(Supplied material)

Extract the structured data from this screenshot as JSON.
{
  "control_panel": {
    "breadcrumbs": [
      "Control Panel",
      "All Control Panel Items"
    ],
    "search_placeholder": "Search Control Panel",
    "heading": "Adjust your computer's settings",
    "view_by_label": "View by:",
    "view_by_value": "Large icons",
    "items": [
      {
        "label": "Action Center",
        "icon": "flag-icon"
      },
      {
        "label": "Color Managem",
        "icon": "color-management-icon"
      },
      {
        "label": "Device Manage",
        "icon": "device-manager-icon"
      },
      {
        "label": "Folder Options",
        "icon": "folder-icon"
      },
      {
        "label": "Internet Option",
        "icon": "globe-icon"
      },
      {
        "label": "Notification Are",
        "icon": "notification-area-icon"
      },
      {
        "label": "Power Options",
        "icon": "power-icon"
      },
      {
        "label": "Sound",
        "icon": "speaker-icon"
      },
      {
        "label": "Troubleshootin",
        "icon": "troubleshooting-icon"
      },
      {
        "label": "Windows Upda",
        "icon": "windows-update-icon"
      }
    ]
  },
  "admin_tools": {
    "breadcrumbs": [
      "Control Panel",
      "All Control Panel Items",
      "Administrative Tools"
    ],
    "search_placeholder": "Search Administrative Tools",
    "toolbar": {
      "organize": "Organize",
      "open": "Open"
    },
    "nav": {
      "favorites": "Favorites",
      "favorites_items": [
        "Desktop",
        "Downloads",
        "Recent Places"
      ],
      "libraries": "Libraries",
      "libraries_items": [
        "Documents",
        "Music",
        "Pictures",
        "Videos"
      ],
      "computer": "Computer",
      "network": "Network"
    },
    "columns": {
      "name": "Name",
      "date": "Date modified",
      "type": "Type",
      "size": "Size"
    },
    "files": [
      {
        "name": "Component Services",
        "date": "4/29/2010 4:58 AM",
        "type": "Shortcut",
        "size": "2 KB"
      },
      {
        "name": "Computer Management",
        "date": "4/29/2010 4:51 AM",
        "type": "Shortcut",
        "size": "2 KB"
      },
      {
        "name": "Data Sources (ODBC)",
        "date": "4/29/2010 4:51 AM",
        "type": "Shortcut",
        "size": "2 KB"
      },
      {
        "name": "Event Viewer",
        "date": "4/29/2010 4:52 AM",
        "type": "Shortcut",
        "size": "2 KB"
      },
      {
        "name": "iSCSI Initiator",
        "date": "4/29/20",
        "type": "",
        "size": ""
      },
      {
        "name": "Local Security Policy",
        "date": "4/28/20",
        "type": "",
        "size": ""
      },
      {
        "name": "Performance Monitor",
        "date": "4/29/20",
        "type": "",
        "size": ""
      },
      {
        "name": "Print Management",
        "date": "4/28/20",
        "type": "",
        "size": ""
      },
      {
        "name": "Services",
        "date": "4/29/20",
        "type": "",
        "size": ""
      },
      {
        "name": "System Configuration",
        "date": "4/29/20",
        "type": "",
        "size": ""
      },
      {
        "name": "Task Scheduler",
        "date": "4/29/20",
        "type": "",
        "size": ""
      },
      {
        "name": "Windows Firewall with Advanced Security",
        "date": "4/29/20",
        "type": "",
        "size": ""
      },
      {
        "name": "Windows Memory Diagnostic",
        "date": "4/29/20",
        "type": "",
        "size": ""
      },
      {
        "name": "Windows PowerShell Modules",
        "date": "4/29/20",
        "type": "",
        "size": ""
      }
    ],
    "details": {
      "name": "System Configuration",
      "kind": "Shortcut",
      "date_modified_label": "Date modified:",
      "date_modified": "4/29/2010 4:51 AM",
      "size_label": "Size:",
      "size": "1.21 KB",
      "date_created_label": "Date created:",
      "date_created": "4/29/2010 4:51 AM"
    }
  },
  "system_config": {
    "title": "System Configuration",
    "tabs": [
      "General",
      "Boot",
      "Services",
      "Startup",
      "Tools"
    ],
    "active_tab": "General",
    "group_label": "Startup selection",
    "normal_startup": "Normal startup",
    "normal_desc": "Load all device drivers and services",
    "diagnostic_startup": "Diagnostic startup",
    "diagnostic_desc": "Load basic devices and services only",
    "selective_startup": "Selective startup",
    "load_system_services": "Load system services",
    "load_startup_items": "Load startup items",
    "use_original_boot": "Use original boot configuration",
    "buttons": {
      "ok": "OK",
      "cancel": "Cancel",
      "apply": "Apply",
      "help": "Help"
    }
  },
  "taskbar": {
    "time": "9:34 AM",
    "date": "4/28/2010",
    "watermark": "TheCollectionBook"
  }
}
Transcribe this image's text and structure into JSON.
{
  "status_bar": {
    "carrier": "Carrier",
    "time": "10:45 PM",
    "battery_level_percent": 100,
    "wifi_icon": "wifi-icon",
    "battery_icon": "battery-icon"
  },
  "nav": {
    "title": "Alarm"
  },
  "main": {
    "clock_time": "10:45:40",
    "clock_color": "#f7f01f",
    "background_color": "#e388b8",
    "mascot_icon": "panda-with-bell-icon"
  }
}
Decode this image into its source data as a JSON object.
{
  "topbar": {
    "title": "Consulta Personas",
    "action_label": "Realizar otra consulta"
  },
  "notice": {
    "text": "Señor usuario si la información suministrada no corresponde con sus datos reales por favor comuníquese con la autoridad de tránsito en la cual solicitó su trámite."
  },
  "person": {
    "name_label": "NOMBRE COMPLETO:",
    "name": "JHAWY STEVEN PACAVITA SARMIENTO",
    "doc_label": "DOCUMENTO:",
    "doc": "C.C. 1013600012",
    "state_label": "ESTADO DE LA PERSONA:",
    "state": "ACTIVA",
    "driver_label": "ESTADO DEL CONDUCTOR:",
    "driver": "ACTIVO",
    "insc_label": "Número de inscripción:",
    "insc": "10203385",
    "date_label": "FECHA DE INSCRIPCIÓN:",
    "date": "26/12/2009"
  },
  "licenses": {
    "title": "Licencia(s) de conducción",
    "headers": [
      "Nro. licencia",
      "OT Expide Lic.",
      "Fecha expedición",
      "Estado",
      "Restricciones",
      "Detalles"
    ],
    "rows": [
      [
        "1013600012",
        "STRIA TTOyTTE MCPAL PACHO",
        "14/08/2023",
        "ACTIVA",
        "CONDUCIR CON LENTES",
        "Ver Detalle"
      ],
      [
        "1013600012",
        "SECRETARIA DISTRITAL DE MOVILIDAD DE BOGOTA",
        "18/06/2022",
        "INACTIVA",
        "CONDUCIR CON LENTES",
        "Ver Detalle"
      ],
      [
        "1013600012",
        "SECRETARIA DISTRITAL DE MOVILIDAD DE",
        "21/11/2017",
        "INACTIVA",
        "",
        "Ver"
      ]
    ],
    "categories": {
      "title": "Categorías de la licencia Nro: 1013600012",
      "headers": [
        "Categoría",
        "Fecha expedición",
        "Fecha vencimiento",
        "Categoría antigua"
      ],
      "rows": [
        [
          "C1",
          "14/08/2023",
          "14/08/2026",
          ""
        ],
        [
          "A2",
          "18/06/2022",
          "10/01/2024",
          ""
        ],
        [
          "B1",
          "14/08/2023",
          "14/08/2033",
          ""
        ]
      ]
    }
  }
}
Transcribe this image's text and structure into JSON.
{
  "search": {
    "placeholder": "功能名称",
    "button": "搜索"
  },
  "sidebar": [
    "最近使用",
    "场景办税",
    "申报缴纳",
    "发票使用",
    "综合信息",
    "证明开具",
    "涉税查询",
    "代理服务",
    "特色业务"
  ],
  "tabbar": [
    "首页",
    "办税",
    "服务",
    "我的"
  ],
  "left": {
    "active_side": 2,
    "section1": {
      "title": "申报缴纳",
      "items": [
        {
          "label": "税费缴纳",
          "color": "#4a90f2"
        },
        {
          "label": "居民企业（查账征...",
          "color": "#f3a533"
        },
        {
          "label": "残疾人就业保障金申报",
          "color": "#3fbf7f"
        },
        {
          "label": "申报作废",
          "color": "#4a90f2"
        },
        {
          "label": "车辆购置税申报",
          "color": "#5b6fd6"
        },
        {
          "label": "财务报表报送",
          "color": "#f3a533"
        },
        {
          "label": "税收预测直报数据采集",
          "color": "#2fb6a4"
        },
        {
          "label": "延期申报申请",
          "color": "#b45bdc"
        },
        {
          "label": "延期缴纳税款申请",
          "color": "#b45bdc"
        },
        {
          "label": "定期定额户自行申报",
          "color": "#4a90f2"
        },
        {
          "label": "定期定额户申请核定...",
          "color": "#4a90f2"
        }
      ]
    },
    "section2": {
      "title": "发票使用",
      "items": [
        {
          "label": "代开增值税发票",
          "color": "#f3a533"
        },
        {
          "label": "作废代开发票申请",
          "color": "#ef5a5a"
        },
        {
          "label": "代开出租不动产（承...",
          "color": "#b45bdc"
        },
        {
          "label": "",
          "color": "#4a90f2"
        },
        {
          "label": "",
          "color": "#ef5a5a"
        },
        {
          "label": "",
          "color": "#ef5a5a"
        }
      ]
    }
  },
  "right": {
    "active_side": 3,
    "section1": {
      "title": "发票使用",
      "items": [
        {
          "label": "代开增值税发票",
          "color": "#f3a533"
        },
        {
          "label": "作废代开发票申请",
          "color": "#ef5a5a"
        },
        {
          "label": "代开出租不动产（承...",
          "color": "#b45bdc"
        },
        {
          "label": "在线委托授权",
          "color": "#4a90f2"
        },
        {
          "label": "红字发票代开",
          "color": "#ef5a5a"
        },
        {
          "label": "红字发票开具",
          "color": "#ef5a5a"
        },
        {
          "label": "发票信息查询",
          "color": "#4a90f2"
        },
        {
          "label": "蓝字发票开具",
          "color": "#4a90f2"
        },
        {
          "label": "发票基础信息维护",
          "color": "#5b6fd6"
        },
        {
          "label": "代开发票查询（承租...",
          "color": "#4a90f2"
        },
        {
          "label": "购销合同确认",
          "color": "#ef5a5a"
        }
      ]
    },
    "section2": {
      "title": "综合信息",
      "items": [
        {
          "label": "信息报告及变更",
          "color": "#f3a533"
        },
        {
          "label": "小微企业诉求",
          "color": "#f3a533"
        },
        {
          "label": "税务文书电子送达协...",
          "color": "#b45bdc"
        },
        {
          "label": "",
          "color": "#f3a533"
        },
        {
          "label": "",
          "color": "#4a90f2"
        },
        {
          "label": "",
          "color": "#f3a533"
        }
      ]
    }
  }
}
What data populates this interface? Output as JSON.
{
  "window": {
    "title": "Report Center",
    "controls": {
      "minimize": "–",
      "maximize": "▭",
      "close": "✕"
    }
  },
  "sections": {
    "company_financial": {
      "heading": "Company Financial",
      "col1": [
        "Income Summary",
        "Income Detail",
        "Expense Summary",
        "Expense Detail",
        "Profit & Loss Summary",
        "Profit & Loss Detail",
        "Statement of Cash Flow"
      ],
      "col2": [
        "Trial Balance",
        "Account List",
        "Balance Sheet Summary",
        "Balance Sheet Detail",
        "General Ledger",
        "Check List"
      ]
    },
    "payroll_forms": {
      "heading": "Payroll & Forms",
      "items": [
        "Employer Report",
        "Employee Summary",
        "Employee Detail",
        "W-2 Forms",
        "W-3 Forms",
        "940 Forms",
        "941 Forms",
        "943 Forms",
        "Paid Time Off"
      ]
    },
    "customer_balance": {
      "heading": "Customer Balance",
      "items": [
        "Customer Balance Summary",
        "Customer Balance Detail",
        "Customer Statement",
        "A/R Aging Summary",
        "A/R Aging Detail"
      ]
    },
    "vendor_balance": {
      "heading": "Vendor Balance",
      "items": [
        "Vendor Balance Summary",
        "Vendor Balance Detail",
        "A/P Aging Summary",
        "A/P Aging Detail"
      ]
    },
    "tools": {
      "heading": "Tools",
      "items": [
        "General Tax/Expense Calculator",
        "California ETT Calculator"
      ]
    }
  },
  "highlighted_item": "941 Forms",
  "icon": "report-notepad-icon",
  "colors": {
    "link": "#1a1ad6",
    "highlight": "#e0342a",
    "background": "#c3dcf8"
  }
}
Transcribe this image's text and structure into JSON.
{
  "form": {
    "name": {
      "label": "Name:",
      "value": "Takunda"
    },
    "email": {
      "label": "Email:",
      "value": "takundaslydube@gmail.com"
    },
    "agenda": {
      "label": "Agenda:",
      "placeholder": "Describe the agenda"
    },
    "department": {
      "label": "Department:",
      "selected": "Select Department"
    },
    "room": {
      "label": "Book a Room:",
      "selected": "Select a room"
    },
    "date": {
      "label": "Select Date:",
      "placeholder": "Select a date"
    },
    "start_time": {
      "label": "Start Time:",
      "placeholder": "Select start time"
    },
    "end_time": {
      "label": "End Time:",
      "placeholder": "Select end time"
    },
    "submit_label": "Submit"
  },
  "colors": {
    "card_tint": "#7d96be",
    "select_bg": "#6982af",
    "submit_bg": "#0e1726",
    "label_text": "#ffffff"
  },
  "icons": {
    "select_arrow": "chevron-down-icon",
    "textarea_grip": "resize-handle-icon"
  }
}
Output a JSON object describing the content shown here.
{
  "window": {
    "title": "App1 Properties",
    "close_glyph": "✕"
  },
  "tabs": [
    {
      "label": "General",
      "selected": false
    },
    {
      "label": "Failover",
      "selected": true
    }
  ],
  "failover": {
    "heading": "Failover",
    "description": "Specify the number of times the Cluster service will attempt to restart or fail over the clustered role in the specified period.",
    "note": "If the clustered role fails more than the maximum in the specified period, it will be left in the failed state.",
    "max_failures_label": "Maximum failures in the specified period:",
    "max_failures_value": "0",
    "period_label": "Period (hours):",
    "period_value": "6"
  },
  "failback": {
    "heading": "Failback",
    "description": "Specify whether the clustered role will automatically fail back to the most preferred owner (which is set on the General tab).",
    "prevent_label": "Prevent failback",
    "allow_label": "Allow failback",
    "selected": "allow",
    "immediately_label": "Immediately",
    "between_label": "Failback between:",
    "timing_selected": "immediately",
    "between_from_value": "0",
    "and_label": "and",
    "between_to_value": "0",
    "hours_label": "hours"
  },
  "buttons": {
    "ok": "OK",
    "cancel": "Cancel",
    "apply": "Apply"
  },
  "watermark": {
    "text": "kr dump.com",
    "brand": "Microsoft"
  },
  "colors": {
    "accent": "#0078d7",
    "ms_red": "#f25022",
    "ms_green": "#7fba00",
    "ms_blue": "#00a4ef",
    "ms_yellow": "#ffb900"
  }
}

(Request)
List every line above that holds the word "MOVILIDAD".

(Exercise response)
        "SECRETARIA DISTRITAL DE MOVILIDAD DE BOGOTA",
        "SECRETARIA DISTRITAL DE MOVILIDAD DE",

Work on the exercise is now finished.